> **Aim of the task**:
Wherever the word "magra" turns up in a line of the entries, copy that line.

> **Excerpted records**:
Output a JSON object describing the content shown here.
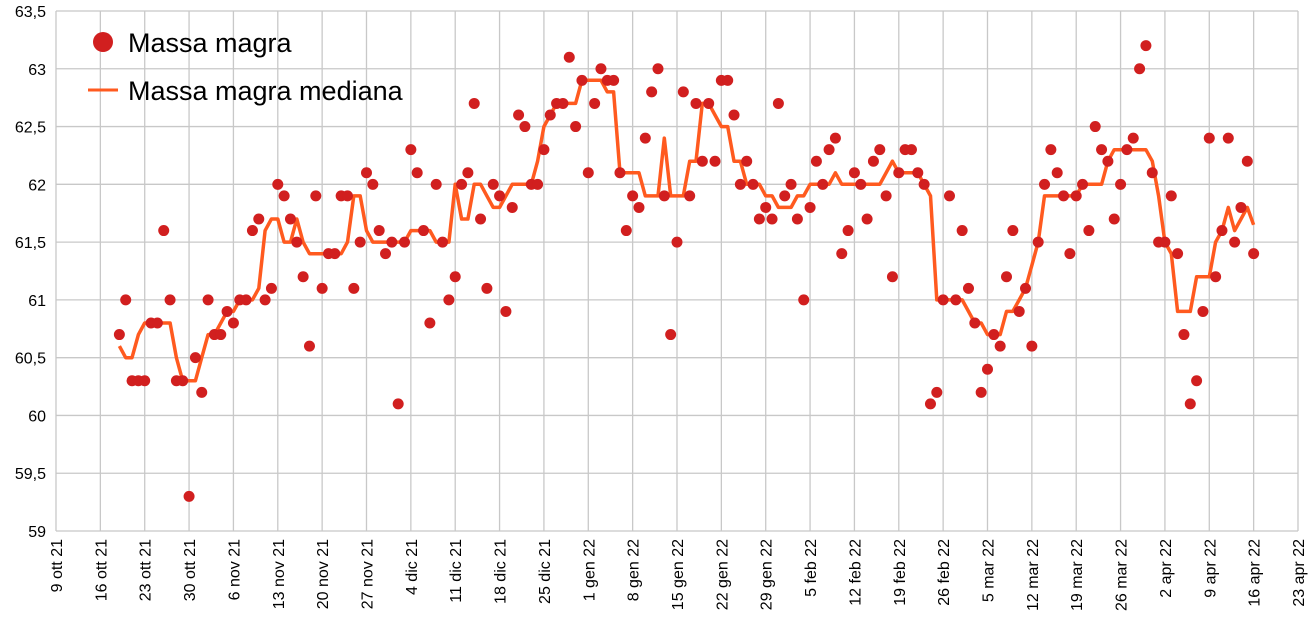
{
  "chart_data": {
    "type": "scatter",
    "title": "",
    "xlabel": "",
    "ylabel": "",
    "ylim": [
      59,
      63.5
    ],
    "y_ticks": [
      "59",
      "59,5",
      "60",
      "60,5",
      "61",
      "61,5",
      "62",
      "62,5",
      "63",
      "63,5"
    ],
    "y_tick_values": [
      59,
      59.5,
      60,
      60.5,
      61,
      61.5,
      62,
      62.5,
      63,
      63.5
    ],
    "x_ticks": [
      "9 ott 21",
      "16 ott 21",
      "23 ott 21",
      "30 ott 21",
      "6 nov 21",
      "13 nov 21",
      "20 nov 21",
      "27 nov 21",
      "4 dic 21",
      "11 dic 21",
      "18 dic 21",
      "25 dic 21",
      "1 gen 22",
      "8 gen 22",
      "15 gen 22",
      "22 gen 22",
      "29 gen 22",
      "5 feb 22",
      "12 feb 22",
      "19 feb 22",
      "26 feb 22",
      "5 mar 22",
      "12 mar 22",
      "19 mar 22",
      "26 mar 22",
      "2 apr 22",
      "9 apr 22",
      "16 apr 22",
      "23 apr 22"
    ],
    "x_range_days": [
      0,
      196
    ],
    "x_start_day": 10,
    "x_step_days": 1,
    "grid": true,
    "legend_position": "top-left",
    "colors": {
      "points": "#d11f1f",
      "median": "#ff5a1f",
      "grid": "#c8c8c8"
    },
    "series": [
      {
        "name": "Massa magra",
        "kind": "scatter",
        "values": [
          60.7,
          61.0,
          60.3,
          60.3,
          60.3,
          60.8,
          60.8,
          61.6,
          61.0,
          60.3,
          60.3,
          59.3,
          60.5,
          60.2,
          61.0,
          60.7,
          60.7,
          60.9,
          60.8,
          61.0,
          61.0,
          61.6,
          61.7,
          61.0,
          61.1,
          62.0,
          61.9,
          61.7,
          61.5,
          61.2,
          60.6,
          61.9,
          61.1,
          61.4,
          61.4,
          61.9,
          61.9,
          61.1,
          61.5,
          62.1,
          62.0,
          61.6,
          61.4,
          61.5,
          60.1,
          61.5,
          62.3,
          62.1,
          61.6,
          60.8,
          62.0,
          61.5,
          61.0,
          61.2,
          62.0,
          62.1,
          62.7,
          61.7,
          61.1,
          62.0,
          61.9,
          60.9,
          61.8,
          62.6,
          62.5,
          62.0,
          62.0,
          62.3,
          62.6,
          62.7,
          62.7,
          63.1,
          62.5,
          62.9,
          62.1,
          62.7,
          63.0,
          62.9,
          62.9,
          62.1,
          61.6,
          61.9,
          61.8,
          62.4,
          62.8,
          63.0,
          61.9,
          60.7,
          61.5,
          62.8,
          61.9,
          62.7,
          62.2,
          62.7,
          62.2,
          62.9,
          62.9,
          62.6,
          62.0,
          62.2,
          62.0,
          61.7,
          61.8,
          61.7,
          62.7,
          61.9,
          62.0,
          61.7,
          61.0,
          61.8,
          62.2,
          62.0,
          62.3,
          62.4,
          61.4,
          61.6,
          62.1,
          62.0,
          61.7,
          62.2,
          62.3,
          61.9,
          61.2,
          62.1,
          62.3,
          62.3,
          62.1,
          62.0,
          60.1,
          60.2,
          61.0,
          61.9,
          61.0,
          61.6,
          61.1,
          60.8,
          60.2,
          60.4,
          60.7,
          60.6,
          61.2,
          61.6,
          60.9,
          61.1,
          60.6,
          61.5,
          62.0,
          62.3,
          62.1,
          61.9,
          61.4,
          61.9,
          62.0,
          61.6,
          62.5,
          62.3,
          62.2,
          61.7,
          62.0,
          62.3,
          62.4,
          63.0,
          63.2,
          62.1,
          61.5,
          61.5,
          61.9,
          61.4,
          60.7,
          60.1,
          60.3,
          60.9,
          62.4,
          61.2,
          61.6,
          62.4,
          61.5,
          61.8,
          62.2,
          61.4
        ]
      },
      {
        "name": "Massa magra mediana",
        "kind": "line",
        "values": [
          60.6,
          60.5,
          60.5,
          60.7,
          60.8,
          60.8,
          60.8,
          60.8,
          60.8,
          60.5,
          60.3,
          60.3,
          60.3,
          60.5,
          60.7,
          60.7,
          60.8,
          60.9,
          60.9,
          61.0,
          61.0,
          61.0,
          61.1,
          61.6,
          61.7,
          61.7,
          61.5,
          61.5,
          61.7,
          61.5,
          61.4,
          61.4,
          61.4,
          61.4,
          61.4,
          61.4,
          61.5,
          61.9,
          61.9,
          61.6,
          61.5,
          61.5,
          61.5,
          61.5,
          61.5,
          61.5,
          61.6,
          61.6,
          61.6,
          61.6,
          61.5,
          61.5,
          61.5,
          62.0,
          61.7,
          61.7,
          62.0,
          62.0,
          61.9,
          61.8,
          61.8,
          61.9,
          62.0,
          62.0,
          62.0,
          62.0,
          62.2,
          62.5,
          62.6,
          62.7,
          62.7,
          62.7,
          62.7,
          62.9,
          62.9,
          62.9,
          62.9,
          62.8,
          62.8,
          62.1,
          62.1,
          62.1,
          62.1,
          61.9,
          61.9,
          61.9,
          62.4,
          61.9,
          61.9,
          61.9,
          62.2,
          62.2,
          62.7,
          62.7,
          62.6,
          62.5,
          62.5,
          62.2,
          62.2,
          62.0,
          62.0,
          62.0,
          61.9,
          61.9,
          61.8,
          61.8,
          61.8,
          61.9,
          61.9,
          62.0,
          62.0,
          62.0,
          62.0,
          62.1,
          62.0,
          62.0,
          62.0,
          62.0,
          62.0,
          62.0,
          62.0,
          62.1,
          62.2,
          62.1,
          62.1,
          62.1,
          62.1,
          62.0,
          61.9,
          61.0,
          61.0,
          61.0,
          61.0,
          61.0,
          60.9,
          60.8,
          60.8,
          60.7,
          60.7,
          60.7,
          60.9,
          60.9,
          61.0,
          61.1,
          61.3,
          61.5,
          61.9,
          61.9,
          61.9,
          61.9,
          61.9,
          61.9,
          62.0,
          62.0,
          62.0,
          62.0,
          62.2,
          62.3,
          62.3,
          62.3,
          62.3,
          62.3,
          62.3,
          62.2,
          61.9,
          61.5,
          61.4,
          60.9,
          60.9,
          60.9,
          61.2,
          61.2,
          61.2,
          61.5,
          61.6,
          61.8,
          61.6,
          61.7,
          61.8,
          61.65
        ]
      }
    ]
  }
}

> **Exercise result**:
        "name": "Massa magra",
        "name": "Massa magra mediana",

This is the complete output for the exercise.